— Begin —

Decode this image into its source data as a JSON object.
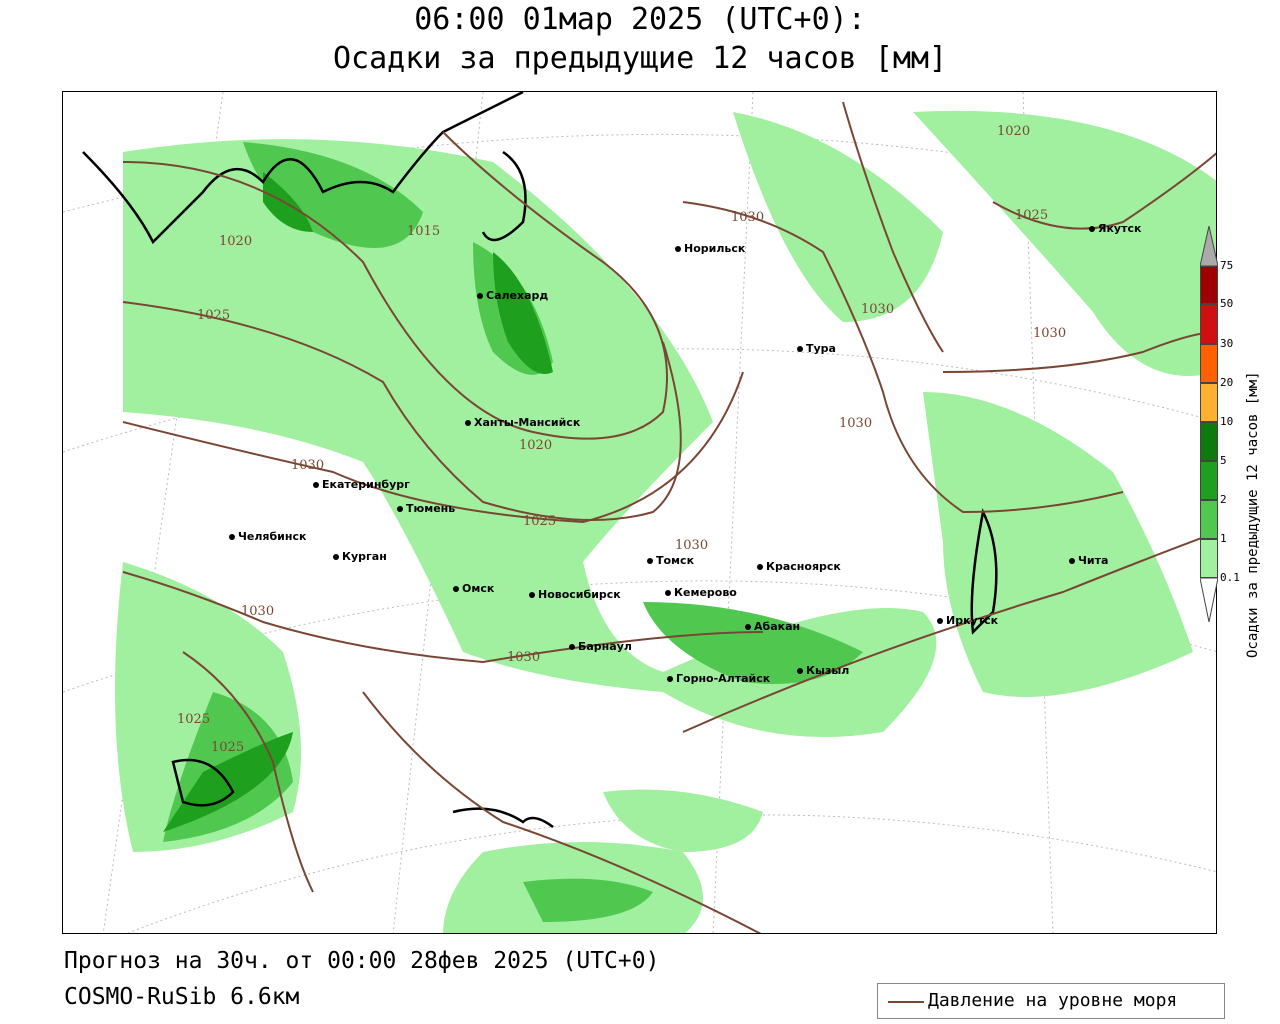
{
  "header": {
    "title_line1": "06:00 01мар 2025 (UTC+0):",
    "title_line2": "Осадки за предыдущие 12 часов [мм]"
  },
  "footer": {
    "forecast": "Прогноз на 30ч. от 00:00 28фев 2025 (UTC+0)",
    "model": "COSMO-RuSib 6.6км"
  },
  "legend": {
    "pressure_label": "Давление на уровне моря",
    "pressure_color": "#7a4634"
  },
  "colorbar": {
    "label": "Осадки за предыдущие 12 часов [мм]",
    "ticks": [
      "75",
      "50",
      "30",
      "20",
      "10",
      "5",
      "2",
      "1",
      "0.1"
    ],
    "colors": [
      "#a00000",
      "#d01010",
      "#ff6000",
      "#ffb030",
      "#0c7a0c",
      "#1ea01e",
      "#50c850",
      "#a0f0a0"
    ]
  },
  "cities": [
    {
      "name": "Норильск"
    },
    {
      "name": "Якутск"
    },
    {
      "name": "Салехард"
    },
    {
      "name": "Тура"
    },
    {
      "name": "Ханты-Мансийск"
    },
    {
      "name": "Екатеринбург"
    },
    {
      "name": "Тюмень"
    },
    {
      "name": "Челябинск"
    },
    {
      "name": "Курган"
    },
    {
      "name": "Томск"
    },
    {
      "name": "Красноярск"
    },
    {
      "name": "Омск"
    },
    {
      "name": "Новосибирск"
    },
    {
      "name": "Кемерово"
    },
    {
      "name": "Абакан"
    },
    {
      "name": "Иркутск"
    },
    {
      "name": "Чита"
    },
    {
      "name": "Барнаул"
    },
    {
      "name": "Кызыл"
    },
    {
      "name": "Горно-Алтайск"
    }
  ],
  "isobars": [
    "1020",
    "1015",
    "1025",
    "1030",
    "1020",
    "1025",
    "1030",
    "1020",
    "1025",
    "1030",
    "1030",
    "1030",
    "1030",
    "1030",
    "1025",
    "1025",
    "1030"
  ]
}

— End —

• Exercise objective: Gather up, from the records above, each line where the word "часов" appears.

• Solved problem:
    "title_line2": "Осадки за предыдущие 12 часов [мм]"
    "label": "Осадки за предыдущие 12 часов [мм]",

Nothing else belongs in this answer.